(Collected data entries)
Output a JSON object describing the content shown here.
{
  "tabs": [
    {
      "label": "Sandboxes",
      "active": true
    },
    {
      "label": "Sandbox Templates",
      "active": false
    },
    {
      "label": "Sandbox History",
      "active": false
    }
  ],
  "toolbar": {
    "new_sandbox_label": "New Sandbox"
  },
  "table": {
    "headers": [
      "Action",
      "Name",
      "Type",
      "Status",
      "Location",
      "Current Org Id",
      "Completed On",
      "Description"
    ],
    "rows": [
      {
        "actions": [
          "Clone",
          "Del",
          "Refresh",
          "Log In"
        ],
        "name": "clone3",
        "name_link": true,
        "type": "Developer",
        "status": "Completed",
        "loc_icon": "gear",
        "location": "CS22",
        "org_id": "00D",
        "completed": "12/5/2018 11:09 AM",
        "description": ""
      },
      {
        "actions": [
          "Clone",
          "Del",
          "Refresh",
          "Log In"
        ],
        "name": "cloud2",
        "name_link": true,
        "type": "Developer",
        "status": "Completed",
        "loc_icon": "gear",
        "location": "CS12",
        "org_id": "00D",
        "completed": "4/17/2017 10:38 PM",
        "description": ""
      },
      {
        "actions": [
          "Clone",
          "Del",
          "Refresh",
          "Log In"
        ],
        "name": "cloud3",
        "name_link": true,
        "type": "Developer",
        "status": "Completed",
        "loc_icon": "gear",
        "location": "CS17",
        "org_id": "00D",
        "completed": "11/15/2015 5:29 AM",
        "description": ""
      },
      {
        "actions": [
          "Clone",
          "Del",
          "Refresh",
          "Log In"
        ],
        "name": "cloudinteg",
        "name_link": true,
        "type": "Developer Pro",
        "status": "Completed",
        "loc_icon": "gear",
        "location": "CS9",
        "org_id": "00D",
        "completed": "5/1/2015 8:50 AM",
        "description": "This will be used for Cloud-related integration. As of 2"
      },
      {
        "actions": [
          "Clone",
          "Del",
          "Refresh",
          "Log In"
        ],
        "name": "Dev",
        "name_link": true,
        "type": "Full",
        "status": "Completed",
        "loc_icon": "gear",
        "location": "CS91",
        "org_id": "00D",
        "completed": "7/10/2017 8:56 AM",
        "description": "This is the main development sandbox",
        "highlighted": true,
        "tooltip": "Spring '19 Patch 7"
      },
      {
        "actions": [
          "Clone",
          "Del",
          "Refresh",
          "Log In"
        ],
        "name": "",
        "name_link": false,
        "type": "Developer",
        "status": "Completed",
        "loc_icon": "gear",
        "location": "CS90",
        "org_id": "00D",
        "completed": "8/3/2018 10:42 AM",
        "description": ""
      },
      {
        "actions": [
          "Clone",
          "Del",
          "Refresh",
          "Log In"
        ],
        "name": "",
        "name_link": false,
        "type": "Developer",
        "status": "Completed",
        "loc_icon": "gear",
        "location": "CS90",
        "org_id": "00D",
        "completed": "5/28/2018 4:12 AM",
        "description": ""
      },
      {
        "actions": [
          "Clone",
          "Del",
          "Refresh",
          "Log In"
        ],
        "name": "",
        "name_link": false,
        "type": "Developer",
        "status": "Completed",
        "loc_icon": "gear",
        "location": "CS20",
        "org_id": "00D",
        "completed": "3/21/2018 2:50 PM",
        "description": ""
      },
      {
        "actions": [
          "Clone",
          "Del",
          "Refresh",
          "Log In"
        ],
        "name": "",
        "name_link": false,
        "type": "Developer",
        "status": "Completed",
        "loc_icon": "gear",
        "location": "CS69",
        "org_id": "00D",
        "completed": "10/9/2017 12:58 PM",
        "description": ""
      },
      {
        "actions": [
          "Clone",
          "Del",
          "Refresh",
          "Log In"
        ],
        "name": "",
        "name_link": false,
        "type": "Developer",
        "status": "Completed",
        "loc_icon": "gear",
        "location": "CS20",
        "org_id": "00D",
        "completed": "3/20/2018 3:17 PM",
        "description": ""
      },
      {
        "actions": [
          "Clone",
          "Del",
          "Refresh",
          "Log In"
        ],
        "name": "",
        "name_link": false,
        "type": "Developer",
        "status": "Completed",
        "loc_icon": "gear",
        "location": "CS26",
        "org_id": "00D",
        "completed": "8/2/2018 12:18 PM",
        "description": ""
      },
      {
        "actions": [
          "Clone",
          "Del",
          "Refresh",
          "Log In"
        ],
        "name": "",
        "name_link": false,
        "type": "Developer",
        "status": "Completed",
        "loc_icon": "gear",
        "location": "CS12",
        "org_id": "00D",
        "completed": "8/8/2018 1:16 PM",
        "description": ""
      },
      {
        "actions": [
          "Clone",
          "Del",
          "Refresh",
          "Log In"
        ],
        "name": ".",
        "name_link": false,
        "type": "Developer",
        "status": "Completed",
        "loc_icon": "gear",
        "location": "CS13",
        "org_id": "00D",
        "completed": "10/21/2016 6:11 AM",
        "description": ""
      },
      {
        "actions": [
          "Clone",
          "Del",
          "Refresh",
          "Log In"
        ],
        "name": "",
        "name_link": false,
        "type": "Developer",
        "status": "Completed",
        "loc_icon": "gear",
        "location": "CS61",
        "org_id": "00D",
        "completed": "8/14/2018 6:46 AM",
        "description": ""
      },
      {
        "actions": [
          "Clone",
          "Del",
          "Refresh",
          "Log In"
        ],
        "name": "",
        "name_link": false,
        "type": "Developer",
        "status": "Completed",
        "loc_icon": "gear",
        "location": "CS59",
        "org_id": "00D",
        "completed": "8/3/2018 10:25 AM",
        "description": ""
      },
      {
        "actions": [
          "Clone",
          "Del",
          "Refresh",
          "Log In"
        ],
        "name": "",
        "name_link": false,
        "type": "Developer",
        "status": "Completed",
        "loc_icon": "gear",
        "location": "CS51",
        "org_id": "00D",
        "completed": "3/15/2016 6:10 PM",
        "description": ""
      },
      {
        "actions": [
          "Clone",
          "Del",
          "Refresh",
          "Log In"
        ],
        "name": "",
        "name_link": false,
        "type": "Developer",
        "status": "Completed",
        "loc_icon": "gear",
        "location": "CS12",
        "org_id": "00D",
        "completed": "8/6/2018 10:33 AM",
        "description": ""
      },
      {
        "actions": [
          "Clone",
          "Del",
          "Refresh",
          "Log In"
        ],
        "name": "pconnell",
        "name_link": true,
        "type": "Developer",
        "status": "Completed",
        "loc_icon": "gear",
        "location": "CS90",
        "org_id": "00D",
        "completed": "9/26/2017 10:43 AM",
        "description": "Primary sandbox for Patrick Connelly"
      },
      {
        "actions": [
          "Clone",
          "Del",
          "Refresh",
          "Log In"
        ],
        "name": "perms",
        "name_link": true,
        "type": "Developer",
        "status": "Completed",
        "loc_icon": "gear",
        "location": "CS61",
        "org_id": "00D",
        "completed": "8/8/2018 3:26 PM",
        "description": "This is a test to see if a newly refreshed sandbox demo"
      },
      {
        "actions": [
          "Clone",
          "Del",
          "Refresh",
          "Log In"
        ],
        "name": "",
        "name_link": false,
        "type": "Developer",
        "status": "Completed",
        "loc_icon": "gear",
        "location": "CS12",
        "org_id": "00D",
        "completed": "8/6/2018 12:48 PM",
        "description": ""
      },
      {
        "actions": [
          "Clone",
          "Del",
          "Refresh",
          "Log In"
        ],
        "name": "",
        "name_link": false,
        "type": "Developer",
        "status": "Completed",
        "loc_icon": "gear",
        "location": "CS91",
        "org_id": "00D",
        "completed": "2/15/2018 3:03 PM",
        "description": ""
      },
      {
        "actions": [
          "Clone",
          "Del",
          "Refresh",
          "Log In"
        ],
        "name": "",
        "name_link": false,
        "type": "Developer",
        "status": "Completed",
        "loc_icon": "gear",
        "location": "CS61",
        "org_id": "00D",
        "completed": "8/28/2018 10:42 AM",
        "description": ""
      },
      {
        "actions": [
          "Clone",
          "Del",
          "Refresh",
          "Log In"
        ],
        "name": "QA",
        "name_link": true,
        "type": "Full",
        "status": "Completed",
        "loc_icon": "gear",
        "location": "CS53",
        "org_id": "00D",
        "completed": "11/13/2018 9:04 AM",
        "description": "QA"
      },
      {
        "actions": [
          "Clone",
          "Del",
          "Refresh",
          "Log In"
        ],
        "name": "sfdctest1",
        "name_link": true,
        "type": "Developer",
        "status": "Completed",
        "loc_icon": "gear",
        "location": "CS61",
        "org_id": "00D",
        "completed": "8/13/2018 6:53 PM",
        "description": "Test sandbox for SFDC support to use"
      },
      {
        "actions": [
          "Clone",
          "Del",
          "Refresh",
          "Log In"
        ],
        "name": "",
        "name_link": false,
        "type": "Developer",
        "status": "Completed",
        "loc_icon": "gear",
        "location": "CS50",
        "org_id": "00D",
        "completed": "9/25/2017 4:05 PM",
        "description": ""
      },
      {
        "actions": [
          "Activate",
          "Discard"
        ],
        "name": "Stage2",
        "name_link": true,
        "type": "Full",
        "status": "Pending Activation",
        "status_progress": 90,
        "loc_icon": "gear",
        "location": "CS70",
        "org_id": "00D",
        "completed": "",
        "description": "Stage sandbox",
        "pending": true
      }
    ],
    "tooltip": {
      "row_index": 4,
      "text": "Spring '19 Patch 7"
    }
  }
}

(Directive) Determine the number of lines containing "This". Write only that number.

(Solved exercise) 3